> [YOUR OBJECTIVE] Can you find the lines of the listing that include "name" and copy every one?

[Begin PROVIDED DATA]

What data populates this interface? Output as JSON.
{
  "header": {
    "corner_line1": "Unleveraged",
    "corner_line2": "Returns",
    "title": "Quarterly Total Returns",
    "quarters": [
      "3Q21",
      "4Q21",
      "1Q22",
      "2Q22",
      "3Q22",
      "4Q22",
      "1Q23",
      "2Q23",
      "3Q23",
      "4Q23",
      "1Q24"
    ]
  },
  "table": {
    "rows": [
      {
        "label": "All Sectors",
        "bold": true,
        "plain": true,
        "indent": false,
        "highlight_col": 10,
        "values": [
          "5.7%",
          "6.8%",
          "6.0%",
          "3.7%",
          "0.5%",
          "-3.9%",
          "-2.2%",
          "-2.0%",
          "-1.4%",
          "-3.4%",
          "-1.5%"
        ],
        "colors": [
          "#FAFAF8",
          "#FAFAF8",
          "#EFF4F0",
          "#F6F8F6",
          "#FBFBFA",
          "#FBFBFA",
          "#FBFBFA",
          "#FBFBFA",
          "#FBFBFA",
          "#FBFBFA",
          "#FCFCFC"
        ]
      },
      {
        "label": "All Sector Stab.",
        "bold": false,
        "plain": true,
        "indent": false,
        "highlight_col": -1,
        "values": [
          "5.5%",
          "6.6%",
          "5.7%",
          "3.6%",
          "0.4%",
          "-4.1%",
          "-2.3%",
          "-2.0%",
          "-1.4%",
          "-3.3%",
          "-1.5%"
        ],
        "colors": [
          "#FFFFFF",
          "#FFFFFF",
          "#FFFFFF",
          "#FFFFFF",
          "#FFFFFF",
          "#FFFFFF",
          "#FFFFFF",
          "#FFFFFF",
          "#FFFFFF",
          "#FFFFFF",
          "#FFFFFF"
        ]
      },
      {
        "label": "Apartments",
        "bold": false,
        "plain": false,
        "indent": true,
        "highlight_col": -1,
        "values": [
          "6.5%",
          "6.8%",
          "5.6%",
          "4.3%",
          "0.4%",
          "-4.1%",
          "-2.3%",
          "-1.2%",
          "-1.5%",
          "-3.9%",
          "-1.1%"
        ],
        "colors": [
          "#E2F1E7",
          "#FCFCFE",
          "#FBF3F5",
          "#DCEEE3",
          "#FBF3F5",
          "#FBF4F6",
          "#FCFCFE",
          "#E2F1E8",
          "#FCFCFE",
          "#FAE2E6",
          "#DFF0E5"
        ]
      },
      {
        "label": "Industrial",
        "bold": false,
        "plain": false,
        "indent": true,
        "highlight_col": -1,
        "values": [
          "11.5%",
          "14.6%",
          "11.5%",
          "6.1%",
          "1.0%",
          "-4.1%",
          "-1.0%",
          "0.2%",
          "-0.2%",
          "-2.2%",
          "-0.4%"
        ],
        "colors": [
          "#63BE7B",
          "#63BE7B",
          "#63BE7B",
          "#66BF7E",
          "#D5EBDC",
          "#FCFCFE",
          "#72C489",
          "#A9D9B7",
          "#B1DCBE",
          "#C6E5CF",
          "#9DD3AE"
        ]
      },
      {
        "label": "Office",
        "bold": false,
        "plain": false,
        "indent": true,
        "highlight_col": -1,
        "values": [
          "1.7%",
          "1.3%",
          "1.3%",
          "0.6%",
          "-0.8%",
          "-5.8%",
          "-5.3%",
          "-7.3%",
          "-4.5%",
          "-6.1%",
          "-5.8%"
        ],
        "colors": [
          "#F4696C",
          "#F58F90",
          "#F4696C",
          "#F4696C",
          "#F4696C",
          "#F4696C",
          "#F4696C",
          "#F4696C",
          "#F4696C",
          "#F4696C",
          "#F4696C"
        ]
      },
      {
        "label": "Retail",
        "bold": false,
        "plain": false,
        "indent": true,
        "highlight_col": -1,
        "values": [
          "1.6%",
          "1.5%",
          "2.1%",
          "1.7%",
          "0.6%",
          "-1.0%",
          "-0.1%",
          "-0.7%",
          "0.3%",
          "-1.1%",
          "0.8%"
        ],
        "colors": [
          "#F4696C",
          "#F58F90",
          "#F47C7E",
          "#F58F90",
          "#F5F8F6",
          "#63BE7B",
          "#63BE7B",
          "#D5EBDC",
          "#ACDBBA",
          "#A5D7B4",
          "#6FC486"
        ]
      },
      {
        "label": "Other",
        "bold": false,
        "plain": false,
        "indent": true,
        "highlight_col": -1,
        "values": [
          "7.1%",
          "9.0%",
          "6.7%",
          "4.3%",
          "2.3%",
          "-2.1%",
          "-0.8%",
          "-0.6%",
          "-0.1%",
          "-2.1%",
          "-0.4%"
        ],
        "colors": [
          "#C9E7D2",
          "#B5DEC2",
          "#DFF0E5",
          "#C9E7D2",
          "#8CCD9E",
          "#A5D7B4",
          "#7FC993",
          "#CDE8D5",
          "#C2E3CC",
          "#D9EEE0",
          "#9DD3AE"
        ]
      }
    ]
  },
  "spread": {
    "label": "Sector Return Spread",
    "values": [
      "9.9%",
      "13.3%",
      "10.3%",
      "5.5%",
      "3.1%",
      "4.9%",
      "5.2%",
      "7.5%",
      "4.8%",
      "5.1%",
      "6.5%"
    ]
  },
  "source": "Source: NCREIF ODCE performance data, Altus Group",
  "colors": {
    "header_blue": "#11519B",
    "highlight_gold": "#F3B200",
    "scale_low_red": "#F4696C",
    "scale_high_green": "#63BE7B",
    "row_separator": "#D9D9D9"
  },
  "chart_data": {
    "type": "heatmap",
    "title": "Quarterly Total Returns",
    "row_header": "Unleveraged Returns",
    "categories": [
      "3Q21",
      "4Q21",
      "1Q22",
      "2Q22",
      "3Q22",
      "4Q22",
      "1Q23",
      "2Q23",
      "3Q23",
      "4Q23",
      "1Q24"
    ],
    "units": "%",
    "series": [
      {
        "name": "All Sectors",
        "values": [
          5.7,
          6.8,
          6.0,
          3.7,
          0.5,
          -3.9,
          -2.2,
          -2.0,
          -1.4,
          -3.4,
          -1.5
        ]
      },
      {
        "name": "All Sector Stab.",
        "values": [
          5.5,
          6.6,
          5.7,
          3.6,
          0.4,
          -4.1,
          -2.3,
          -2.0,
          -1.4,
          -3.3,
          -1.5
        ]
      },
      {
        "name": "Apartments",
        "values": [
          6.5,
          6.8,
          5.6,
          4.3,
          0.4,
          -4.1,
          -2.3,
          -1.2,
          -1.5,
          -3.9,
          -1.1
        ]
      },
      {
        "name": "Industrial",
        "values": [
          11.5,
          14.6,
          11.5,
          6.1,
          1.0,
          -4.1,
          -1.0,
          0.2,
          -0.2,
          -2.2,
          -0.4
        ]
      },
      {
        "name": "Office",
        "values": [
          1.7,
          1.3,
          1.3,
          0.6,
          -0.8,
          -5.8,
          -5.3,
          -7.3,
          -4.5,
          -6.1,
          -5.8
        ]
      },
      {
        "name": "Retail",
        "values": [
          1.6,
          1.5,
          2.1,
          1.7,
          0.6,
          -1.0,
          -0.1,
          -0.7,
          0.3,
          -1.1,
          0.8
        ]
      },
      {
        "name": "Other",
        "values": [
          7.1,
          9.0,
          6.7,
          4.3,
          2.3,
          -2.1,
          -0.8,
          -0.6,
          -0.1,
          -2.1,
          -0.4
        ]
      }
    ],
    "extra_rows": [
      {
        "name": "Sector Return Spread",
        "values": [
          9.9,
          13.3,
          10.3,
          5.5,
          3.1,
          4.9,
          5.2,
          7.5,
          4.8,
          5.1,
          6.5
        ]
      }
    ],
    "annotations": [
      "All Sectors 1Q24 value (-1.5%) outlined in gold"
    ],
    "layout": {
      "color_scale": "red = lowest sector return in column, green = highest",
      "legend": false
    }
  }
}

[End PROVIDED DATA]
[Begin PROVIDED DATA]

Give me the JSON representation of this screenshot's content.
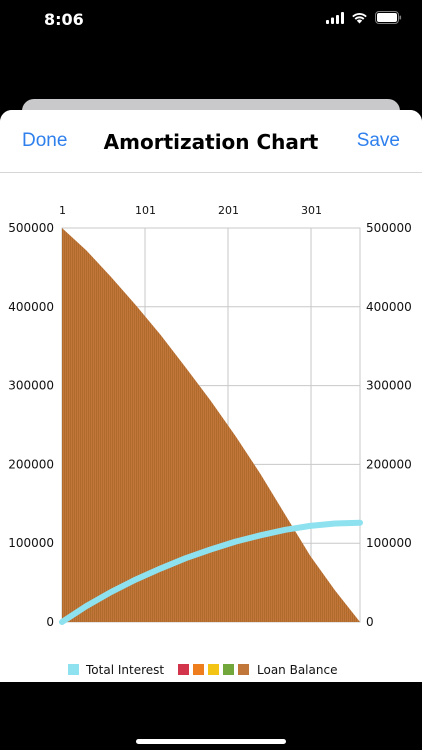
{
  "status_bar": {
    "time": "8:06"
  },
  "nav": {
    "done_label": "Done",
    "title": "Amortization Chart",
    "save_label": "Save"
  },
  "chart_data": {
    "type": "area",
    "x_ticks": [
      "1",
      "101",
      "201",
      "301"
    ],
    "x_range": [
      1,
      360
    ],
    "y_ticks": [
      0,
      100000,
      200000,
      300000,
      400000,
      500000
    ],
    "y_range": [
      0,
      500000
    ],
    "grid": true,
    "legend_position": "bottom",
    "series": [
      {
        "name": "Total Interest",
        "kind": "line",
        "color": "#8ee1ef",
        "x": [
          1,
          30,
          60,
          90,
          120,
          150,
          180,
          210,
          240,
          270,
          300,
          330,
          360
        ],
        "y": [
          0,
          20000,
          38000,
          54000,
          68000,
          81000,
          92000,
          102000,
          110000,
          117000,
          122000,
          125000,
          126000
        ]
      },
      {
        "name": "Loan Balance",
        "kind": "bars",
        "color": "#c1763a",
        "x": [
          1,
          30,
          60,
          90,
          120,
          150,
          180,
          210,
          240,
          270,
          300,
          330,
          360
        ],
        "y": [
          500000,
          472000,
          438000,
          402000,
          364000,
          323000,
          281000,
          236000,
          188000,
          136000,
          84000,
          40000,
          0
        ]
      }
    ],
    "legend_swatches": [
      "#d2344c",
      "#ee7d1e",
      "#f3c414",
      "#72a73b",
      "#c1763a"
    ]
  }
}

[End PROVIDED DATA]
[Begin PROVIDED DATA]

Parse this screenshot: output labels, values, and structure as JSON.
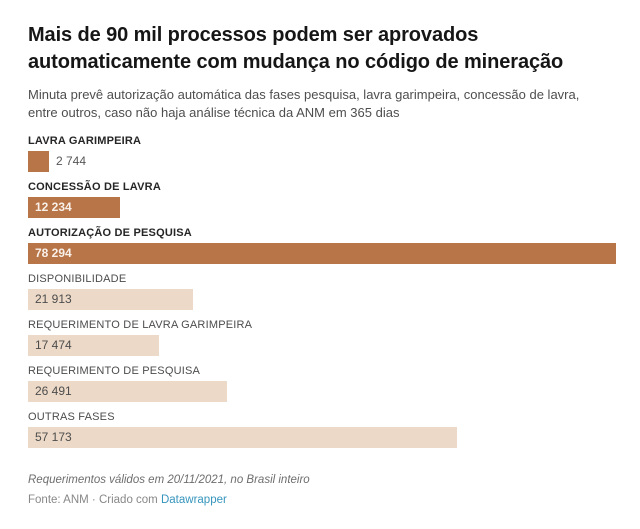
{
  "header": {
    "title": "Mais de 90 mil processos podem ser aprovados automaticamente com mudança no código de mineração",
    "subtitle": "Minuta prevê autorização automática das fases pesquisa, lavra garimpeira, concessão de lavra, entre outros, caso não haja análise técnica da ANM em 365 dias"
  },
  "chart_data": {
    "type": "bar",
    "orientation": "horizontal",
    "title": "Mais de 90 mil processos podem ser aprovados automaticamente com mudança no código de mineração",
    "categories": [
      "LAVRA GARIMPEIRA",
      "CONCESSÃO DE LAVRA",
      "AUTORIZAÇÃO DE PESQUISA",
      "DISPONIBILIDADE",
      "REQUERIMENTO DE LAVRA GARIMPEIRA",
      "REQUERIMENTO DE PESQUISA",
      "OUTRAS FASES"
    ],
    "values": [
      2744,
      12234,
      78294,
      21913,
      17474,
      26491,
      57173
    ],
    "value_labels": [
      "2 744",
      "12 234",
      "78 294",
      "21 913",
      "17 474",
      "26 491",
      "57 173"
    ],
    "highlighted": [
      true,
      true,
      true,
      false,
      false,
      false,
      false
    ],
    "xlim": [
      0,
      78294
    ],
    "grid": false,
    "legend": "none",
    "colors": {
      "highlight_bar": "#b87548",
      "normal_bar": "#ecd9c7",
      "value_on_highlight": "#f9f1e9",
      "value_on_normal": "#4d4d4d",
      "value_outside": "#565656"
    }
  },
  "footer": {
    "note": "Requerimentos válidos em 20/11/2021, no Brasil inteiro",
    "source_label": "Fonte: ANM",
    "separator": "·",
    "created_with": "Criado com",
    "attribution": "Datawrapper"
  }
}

[End PROVIDED DATA]

> [FINISHED TASK]
        "name": "All Sectors",
        "name": "All Sector Stab.",
        "name": "Apartments",
        "name": "Industrial",
        "name": "Office",
        "name": "Retail",
        "name": "Other",
        "name": "Sector Return Spread",
        "name": "Total Interest",
        "name": "Loan Balance",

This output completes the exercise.